Requirements
Reproduce the records below exactly, leaving out any pictures.
══ Record excerpts ══
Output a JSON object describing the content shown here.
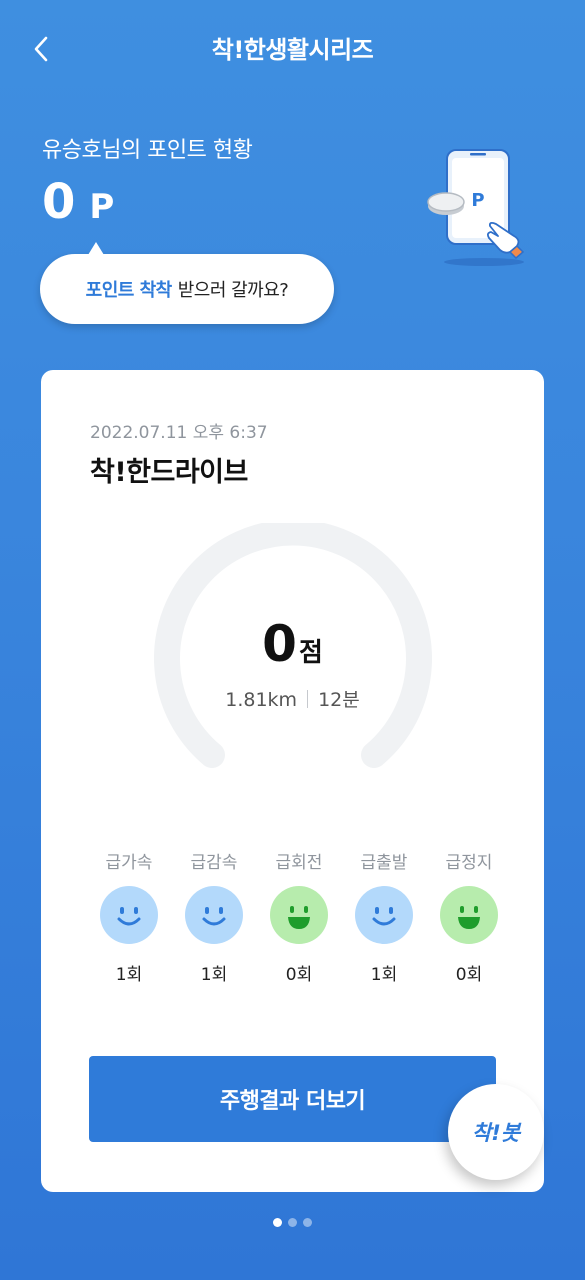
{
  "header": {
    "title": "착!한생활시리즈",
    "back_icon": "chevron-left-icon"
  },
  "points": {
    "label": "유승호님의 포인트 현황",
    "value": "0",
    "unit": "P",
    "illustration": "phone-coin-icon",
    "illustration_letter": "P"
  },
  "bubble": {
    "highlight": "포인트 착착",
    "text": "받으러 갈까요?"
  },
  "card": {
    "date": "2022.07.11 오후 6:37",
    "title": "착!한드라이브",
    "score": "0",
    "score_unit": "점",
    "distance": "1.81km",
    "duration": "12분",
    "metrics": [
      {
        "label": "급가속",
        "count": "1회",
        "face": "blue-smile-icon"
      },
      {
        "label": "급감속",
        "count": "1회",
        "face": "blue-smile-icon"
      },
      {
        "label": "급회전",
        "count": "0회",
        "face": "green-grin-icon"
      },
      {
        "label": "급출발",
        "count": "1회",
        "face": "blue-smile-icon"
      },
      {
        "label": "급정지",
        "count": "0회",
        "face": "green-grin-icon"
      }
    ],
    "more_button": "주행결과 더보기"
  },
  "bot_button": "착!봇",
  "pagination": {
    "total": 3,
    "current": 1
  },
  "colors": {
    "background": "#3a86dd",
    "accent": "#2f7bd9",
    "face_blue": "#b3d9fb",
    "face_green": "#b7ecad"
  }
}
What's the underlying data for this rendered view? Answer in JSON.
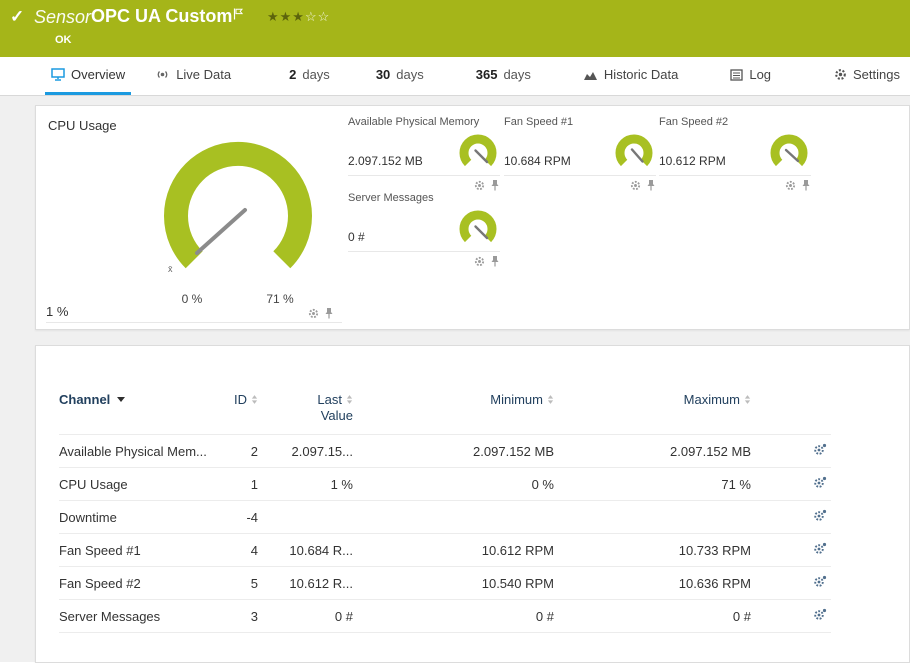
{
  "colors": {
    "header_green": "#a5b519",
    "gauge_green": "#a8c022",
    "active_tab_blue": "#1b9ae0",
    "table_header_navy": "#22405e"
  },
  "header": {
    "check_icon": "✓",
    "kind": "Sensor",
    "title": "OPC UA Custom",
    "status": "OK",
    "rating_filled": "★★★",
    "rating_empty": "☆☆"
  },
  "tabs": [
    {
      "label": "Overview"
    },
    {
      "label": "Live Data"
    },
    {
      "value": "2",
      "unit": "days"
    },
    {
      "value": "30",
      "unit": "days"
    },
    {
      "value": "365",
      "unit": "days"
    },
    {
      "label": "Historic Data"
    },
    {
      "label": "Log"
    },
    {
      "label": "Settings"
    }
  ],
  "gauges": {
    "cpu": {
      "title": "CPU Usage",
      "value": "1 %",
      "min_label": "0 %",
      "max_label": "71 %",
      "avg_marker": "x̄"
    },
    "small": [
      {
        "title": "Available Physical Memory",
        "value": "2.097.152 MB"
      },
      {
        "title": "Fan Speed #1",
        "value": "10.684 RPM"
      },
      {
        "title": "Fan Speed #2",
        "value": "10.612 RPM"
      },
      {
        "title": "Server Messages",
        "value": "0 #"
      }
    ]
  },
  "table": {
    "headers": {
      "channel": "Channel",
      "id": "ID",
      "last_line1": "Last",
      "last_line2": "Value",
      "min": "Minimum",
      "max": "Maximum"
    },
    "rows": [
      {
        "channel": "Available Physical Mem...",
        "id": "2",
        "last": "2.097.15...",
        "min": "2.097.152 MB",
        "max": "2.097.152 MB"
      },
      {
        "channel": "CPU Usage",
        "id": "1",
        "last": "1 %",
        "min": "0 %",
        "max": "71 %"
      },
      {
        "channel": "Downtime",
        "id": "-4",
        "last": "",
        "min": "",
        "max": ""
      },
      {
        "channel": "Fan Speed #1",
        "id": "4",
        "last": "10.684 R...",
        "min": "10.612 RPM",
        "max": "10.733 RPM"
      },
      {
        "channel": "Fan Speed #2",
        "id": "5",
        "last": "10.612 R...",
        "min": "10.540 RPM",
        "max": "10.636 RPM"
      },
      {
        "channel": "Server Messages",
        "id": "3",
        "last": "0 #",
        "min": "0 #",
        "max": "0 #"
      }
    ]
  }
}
═══
Correct answer
Output a JSON object describing the content shown here.
{
  "header": {
    "title": "착!한생활시리즈",
    "back_icon": "chevron-left-icon"
  },
  "points": {
    "label": "유승호님의 포인트 현황",
    "value": "0",
    "unit": "P",
    "illustration": "phone-coin-icon",
    "illustration_letter": "P"
  },
  "bubble": {
    "highlight": "포인트 착착",
    "text": "받으러 갈까요?"
  },
  "card": {
    "date": "2022.07.11 오후 6:37",
    "title": "착!한드라이브",
    "score": "0",
    "score_unit": "점",
    "distance": "1.81km",
    "duration": "12분",
    "metrics": [
      {
        "label": "급가속",
        "count": "1회",
        "face": "blue-smile-icon"
      },
      {
        "label": "급감속",
        "count": "1회",
        "face": "blue-smile-icon"
      },
      {
        "label": "급회전",
        "count": "0회",
        "face": "green-grin-icon"
      },
      {
        "label": "급출발",
        "count": "1회",
        "face": "blue-smile-icon"
      },
      {
        "label": "급정지",
        "count": "0회",
        "face": "green-grin-icon"
      }
    ],
    "more_button": "주행결과 더보기"
  },
  "bot_button": "착!봇",
  "pagination": {
    "total": 3,
    "current": 1
  },
  "colors": {
    "background": "#3a86dd",
    "accent": "#2f7bd9",
    "face_blue": "#b3d9fb",
    "face_green": "#b7ecad"
  }
}
What's the underlying data for this rendered view? Answer in JSON.
{
  "colors": {
    "header_green": "#a5b519",
    "gauge_green": "#a8c022",
    "active_tab_blue": "#1b9ae0",
    "table_header_navy": "#22405e"
  },
  "header": {
    "check_icon": "✓",
    "kind": "Sensor",
    "title": "OPC UA Custom",
    "status": "OK",
    "rating_filled": "★★★",
    "rating_empty": "☆☆"
  },
  "tabs": [
    {
      "label": "Overview"
    },
    {
      "label": "Live Data"
    },
    {
      "value": "2",
      "unit": "days"
    },
    {
      "value": "30",
      "unit": "days"
    },
    {
      "value": "365",
      "unit": "days"
    },
    {
      "label": "Historic Data"
    },
    {
      "label": "Log"
    },
    {
      "label": "Settings"
    }
  ],
  "gauges": {
    "cpu": {
      "title": "CPU Usage",
      "value": "1 %",
      "min_label": "0 %",
      "max_label": "71 %",
      "avg_marker": "x̄"
    },
    "small": [
      {
        "title": "Available Physical Memory",
        "value": "2.097.152 MB"
      },
      {
        "title": "Fan Speed #1",
        "value": "10.684 RPM"
      },
      {
        "title": "Fan Speed #2",
        "value": "10.612 RPM"
      },
      {
        "title": "Server Messages",
        "value": "0 #"
      }
    ]
  },
  "table": {
    "headers": {
      "channel": "Channel",
      "id": "ID",
      "last_line1": "Last",
      "last_line2": "Value",
      "min": "Minimum",
      "max": "Maximum"
    },
    "rows": [
      {
        "channel": "Available Physical Mem...",
        "id": "2",
        "last": "2.097.15...",
        "min": "2.097.152 MB",
        "max": "2.097.152 MB"
      },
      {
        "channel": "CPU Usage",
        "id": "1",
        "last": "1 %",
        "min": "0 %",
        "max": "71 %"
      },
      {
        "channel": "Downtime",
        "id": "-4",
        "last": "",
        "min": "",
        "max": ""
      },
      {
        "channel": "Fan Speed #1",
        "id": "4",
        "last": "10.684 R...",
        "min": "10.612 RPM",
        "max": "10.733 RPM"
      },
      {
        "channel": "Fan Speed #2",
        "id": "5",
        "last": "10.612 R...",
        "min": "10.540 RPM",
        "max": "10.636 RPM"
      },
      {
        "channel": "Server Messages",
        "id": "3",
        "last": "0 #",
        "min": "0 #",
        "max": "0 #"
      }
    ]
  }
}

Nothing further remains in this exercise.